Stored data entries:
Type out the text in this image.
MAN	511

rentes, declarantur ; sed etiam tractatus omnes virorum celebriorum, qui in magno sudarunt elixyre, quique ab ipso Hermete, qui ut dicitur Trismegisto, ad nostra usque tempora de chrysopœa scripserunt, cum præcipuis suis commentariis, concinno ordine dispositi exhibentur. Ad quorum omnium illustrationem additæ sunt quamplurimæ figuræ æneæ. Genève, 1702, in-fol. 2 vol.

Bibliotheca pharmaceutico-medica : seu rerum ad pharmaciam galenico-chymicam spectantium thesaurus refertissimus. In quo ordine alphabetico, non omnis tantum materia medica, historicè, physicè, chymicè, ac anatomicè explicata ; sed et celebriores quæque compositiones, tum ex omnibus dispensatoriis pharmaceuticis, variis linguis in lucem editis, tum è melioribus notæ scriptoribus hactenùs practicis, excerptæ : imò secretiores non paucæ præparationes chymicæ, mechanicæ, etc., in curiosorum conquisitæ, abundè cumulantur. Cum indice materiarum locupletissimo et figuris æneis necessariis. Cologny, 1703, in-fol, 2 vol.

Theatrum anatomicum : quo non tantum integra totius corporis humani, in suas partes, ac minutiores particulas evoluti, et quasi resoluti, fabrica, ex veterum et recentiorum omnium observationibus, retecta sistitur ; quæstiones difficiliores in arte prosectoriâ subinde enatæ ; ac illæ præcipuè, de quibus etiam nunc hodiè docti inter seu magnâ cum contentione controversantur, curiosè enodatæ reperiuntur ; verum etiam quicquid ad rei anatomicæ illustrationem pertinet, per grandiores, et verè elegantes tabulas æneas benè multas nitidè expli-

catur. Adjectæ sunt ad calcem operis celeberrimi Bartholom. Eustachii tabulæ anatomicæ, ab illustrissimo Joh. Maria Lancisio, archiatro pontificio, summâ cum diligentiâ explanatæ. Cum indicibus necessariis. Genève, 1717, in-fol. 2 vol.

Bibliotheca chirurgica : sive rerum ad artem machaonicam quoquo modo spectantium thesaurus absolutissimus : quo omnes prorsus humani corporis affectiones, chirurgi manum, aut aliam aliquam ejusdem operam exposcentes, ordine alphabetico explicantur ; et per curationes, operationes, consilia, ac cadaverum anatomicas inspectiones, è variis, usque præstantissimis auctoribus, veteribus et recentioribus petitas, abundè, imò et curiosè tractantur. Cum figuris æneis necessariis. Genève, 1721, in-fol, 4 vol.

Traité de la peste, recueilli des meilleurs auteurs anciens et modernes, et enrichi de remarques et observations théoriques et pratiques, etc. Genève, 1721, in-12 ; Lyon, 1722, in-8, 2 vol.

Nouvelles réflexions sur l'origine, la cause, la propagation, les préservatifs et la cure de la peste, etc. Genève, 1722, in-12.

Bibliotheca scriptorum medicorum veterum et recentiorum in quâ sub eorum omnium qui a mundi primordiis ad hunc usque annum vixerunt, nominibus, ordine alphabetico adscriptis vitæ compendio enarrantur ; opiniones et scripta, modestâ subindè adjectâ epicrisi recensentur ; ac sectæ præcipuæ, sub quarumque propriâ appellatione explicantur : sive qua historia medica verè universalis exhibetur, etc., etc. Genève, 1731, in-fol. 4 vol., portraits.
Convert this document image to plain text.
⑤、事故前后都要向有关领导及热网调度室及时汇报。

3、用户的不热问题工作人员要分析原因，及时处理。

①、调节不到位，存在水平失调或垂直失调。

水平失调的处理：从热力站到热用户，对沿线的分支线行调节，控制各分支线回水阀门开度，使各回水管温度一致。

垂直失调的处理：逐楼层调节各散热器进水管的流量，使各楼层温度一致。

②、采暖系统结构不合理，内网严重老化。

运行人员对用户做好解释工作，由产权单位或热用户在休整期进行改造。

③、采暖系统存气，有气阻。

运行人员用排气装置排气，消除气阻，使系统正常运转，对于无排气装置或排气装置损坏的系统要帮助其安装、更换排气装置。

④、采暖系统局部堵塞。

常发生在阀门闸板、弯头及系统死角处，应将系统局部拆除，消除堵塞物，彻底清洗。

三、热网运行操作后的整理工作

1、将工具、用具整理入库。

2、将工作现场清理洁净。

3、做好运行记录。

EXERCISE:
Copy down every line of the material above that includes the string "text".

THE ANSWER:
Type out the text in this image.
Convert this document image to plain text.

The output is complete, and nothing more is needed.